Given exercise: Locate the string "Shadow" in the listing below. Copy every line where it is found.

Collected data entries:

──────────

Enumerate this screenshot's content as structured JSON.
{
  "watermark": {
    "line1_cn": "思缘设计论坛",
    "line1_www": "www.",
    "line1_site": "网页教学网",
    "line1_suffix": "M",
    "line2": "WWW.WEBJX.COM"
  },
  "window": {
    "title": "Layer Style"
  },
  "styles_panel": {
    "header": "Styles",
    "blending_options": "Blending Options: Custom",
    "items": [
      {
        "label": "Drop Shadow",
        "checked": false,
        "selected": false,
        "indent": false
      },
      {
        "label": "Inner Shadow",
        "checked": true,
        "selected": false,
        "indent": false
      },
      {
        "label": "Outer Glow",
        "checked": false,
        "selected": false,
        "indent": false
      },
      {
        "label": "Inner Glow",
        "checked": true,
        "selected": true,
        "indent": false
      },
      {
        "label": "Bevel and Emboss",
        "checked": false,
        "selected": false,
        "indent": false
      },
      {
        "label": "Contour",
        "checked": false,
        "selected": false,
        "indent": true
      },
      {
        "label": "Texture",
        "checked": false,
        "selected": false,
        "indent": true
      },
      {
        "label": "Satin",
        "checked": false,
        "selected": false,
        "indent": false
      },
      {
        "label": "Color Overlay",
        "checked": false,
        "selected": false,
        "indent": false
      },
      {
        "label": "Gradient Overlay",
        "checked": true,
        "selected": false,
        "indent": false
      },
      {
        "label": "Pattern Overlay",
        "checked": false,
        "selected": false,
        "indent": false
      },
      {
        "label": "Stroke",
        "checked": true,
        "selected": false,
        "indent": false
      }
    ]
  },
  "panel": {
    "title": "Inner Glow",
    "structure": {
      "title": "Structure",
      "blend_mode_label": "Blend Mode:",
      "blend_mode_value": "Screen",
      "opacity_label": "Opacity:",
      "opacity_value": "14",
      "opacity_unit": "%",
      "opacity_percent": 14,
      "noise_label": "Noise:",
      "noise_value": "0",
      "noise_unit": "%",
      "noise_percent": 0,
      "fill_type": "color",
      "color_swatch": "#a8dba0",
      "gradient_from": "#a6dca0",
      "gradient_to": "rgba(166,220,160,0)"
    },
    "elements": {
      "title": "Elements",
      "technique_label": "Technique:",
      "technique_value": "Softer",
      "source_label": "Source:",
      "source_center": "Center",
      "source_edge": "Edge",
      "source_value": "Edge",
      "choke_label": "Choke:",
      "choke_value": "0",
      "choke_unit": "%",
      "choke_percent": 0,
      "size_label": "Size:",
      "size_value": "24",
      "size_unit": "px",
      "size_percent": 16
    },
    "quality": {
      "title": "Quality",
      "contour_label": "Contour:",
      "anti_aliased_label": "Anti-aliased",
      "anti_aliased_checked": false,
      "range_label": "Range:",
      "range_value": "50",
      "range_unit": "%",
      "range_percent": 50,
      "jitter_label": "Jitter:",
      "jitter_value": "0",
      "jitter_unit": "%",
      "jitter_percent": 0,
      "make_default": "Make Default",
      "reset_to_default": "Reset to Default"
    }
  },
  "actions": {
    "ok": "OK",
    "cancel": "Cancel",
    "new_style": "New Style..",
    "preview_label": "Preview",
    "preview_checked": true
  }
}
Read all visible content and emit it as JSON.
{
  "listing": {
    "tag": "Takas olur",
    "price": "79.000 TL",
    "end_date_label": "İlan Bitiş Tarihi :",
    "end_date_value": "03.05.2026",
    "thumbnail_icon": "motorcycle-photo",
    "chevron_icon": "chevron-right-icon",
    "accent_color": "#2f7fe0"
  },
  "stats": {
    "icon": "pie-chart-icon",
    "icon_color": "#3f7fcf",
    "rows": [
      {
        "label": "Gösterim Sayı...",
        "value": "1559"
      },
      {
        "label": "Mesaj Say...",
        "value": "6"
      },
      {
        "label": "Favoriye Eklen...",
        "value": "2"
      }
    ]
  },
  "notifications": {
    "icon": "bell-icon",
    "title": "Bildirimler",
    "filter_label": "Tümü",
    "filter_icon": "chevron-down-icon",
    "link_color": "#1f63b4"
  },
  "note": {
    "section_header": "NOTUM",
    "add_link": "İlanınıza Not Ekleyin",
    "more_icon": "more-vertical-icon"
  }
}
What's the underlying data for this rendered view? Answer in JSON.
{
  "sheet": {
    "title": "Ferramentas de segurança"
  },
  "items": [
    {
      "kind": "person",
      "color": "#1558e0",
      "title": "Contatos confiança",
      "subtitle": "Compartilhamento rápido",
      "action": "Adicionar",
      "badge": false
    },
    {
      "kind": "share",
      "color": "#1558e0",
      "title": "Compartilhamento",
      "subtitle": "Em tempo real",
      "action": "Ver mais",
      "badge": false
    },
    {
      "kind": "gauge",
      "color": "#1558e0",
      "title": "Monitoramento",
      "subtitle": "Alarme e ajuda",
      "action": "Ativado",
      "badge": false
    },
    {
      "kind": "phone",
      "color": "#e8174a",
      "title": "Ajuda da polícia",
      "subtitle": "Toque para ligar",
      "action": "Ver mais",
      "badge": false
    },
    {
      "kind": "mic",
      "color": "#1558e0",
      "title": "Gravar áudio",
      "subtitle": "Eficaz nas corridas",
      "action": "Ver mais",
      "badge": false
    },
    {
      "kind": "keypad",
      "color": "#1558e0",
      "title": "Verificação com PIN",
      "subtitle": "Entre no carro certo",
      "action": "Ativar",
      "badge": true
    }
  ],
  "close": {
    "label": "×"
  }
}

──────────

Exercise output:
        "label": "Drop Shadow",
        "label": "Inner Shadow",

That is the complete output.